PROBLEM REQUIREMENTS: Set down, in full, every record in the block.

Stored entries
┄┄┄┄┄┄┄┄┄┄

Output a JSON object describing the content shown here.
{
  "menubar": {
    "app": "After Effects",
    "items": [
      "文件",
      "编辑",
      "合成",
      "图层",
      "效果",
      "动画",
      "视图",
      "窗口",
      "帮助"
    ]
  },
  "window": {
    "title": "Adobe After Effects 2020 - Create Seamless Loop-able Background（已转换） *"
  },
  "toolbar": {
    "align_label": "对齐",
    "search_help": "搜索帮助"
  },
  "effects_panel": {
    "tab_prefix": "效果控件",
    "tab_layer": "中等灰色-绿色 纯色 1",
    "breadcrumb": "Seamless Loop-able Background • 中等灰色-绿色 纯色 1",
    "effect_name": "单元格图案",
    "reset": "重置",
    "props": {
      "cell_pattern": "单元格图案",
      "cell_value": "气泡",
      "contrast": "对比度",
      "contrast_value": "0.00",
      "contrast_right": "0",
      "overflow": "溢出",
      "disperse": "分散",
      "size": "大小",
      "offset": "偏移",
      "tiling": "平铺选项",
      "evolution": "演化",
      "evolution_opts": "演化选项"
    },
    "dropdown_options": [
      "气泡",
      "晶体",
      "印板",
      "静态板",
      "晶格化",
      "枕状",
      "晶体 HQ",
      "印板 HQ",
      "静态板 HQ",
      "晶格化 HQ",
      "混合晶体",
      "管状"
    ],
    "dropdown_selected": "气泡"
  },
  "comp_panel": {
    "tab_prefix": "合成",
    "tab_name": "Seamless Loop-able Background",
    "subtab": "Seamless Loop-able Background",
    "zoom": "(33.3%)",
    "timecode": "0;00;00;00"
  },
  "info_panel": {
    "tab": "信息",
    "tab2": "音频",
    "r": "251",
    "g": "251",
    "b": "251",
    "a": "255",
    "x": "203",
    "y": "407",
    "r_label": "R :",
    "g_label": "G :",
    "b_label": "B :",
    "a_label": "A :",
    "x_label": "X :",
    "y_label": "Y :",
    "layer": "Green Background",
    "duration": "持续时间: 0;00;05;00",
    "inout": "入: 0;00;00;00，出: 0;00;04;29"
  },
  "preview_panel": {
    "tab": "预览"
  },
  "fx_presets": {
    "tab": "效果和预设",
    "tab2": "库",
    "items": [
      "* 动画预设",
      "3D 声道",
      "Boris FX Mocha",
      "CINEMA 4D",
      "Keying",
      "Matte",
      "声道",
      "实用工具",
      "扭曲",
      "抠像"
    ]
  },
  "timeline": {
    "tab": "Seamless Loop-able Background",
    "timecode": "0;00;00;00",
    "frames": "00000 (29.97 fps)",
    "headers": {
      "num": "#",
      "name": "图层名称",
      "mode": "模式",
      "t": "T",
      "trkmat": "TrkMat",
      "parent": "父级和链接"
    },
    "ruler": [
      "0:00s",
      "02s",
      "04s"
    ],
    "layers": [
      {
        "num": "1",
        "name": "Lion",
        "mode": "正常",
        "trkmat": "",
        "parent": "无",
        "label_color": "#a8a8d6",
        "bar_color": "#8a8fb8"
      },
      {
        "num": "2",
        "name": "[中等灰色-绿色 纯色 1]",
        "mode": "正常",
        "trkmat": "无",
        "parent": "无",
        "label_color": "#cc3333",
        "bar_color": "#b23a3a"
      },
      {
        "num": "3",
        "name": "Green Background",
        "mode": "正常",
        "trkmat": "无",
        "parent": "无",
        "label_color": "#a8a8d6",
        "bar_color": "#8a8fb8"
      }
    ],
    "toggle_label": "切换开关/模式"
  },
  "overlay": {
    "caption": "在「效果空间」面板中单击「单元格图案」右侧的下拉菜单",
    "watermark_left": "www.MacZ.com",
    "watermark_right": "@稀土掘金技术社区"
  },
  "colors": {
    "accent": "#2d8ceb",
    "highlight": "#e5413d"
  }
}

┄┄┄┄┄┄┄┄┄┄

WORKED SOLUTION:
Output a JSON object describing the content shown here.
{
  "menubar": {
    "app": "After Effects",
    "items": [
      "文件",
      "编辑",
      "合成",
      "图层",
      "效果",
      "动画",
      "视图",
      "窗口",
      "帮助"
    ]
  },
  "window": {
    "title": "Adobe After Effects 2020 - Create Seamless Loop-able Background（已转换） *"
  },
  "toolbar": {
    "align_label": "对齐",
    "search_help": "搜索帮助"
  },
  "effects_panel": {
    "tab_prefix": "效果控件",
    "tab_layer": "中等灰色-绿色 纯色 1",
    "breadcrumb": "Seamless Loop-able Background • 中等灰色-绿色 纯色 1",
    "effect_name": "单元格图案",
    "reset": "重置",
    "props": {
      "cell_pattern": "单元格图案",
      "cell_value": "气泡",
      "contrast": "对比度",
      "contrast_value": "0.00",
      "contrast_right": "0",
      "overflow": "溢出",
      "disperse": "分散",
      "size": "大小",
      "offset": "偏移",
      "tiling": "平铺选项",
      "evolution": "演化",
      "evolution_opts": "演化选项"
    },
    "dropdown_options": [
      "气泡",
      "晶体",
      "印板",
      "静态板",
      "晶格化",
      "枕状",
      "晶体 HQ",
      "印板 HQ",
      "静态板 HQ",
      "晶格化 HQ",
      "混合晶体",
      "管状"
    ],
    "dropdown_selected": "气泡"
  },
  "comp_panel": {
    "tab_prefix": "合成",
    "tab_name": "Seamless Loop-able Background",
    "subtab": "Seamless Loop-able Background",
    "zoom": "(33.3%)",
    "timecode": "0;00;00;00"
  },
  "info_panel": {
    "tab": "信息",
    "tab2": "音频",
    "r": "251",
    "g": "251",
    "b": "251",
    "a": "255",
    "x": "203",
    "y": "407",
    "r_label": "R :",
    "g_label": "G :",
    "b_label": "B :",
    "a_label": "A :",
    "x_label": "X :",
    "y_label": "Y :",
    "layer": "Green Background",
    "duration": "持续时间: 0;00;05;00",
    "inout": "入: 0;00;00;00，出: 0;00;04;29"
  },
  "preview_panel": {
    "tab": "预览"
  },
  "fx_presets": {
    "tab": "效果和预设",
    "tab2": "库",
    "items": [
      "* 动画预设",
      "3D 声道",
      "Boris FX Mocha",
      "CINEMA 4D",
      "Keying",
      "Matte",
      "声道",
      "实用工具",
      "扭曲",
      "抠像"
    ]
  },
  "timeline": {
    "tab": "Seamless Loop-able Background",
    "timecode": "0;00;00;00",
    "frames": "00000 (29.97 fps)",
    "headers": {
      "num": "#",
      "name": "图层名称",
      "mode": "模式",
      "t": "T",
      "trkmat": "TrkMat",
      "parent": "父级和链接"
    },
    "ruler": [
      "0:00s",
      "02s",
      "04s"
    ],
    "layers": [
      {
        "num": "1",
        "name": "Lion",
        "mode": "正常",
        "trkmat": "",
        "parent": "无",
        "label_color": "#a8a8d6",
        "bar_color": "#8a8fb8"
      },
      {
        "num": "2",
        "name": "[中等灰色-绿色 纯色 1]",
        "mode": "正常",
        "trkmat": "无",
        "parent": "无",
        "label_color": "#cc3333",
        "bar_color": "#b23a3a"
      },
      {
        "num": "3",
        "name": "Green Background",
        "mode": "正常",
        "trkmat": "无",
        "parent": "无",
        "label_color": "#a8a8d6",
        "bar_color": "#8a8fb8"
      }
    ],
    "toggle_label": "切换开关/模式"
  },
  "overlay": {
    "caption": "在「效果空间」面板中单击「单元格图案」右侧的下拉菜单",
    "watermark_left": "www.MacZ.com",
    "watermark_right": "@稀土掘金技术社区"
  },
  "colors": {
    "accent": "#2d8ceb",
    "highlight": "#e5413d"
  }
}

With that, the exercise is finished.